[Extract provided]
What’s Next…
Entrenched into the 5th decade of my real estate career, I can’t help but think that I’ve read this chapter before, taken the same meetings and asked the same questions. Mark Twain said it best in that history never repeats itself, but it does often rhyme and so it does today.
Real estate cycles, as we have regularly experienced, are directly correlated to capital flows and their associated costs of debt and the yield expectations of equity. Real estate, due to its capital intensity, benefits from access to meaningful leverage but amidst volatile market conditions, is subject to the risk potential of mismatching that leverage to a project’s business plan.
Until today, the Global Financial Crisis (GFC) was the most recent cycle created by a perfect storm of circumstances which ultimately negated liquidity, imploded real estate equity values and reset capital flows to the asset class. The climb out was then led by a continued accommodative fed fund rate from 2009 to 2021 running between 0.05% and 2.42%, averaging 0.52%, with the ten-year treasury rate averaging 2.33% during the same time frame. This attractively priced leverage enticed record flows of value and opportunity capital for investors looking to take advantage of bargain basement pricing. The next 13 years were marked by inexpensive debt, easily accessible equity and growing inflation which provided an unprecedented run up of real estate valuations.

[The tasks]
1. List every percentage figure that appears in the real estate commentary.
2. Answer these questions from the real estate commentary:
(a) Who is quoted on history repeating and rhyming?
(b) What does the text name as the most recent cycle until today?
(c) How many years of inexpensive debt and easy equity does the text say followed?
3. Carry on writing the real estate commentary from its final sentence.
The records that follow come from a separate source and are not part of the real estate commentary.

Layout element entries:
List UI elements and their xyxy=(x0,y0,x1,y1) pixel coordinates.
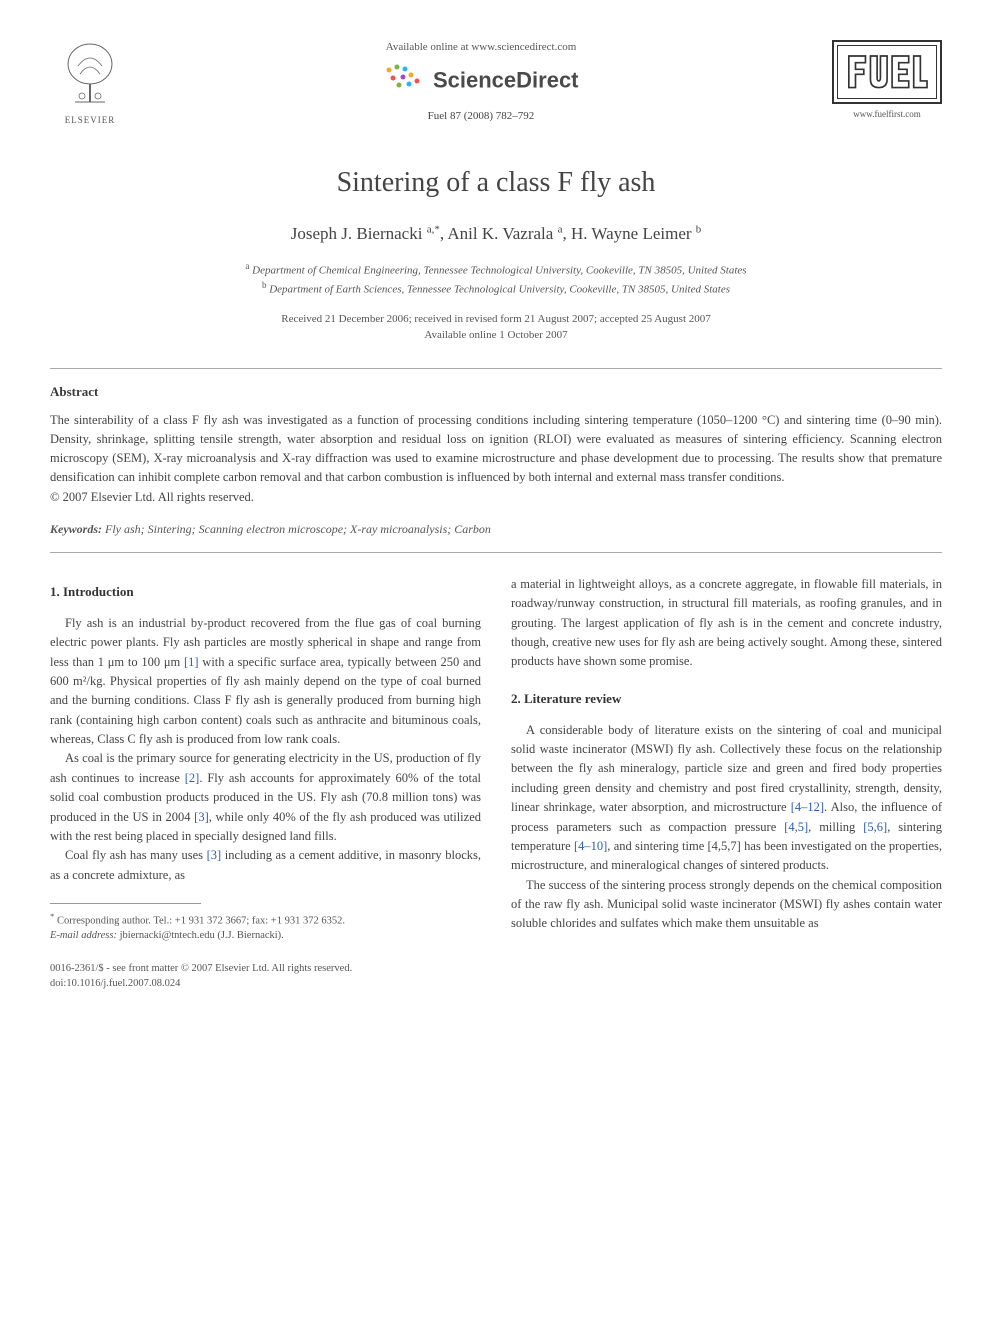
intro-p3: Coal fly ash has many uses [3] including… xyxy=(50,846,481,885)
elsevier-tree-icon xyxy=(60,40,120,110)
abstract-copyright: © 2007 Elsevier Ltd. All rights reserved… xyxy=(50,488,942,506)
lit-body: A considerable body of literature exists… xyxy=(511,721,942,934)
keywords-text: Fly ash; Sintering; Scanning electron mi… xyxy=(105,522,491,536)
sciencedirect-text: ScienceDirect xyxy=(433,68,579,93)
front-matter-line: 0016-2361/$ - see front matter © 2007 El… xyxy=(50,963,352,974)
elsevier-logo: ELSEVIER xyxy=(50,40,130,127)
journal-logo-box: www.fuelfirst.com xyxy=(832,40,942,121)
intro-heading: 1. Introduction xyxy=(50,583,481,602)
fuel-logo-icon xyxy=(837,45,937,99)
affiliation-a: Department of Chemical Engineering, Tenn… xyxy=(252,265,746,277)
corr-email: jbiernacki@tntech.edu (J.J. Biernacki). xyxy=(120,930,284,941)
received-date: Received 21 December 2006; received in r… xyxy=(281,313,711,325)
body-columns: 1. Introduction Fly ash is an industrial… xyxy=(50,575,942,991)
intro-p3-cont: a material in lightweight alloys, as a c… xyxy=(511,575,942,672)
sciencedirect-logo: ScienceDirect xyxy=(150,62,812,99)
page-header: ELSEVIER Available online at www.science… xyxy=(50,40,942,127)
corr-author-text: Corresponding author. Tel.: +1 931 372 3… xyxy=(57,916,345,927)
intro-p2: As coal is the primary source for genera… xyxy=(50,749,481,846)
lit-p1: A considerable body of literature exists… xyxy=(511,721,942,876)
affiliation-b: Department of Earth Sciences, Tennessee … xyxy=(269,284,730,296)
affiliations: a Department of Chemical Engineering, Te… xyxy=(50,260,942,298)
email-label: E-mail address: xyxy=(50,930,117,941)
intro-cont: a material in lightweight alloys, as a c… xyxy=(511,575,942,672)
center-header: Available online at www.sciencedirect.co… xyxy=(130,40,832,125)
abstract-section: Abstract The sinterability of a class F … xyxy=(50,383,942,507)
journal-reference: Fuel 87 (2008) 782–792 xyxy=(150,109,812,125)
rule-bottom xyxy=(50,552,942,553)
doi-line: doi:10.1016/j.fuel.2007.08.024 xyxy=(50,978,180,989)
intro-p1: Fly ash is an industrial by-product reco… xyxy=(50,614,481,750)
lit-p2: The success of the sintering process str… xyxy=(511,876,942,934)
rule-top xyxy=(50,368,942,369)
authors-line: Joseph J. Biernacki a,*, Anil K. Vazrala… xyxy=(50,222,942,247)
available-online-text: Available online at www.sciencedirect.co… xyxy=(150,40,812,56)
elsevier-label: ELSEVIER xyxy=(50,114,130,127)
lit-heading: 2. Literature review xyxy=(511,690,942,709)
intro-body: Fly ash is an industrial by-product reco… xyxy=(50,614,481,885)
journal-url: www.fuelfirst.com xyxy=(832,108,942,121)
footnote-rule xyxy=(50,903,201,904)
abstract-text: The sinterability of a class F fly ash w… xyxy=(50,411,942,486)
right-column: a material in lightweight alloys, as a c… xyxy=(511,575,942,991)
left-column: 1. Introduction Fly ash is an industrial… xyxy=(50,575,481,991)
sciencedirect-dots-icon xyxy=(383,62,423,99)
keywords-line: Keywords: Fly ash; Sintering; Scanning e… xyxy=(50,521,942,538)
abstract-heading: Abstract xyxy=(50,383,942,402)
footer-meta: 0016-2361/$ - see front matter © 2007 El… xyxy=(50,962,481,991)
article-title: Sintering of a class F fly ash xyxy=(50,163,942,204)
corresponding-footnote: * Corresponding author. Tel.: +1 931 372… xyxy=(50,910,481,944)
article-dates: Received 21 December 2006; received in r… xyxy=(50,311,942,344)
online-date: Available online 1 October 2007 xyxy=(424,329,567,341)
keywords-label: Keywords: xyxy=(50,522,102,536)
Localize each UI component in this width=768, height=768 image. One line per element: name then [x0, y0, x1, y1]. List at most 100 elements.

[Answers by task]
1. 0.05%, 2.42%, 0.52%, 2.33%

2.
(a) Mark Twain
(b) The Global Financial Crisis (GFC)
(c) 13 years

3.
Not coincidentally, the industry’s robust expansion brought to us by this hyper-supply of low-cost capital has now landed us in a market malaise otherwise known as the next cycle. While maybe not a perfect storm, a storm nonetheless, activated by an unprecedented rise in rates coupled with a borrower and buyer exuberance that continued to utilize the cheap leverage. Yes, knowing the impermanence of both the pricing and availability of this capital looks like an easy read now so why didn’t more real estate owners f ix off these historically low rates? Answers are many, but experience should remind us that a great business plan or well-located piece of real estate can’t survive a bad capital stack or down-market cycle.
So, what’s next is the right ask and to Buchanan, and other industry veterans, a recognition that opportunities will exist for those who had the foresight to take advantage of balancing their portfolios with long-term permanent financing and continued access to new debt and equity.
New opportunities will surface from the approximate $4.6 trillion of outstanding debt which is expiring in the next 2-3 years with a lack of replacement lenders and the new pricing of these loans. Most troubling to this leverage conundrum is the recognition that the prior chapter’s interest rate costs are a thing of the past and not an accurate reflection of a longer look back to the real average cost of capital.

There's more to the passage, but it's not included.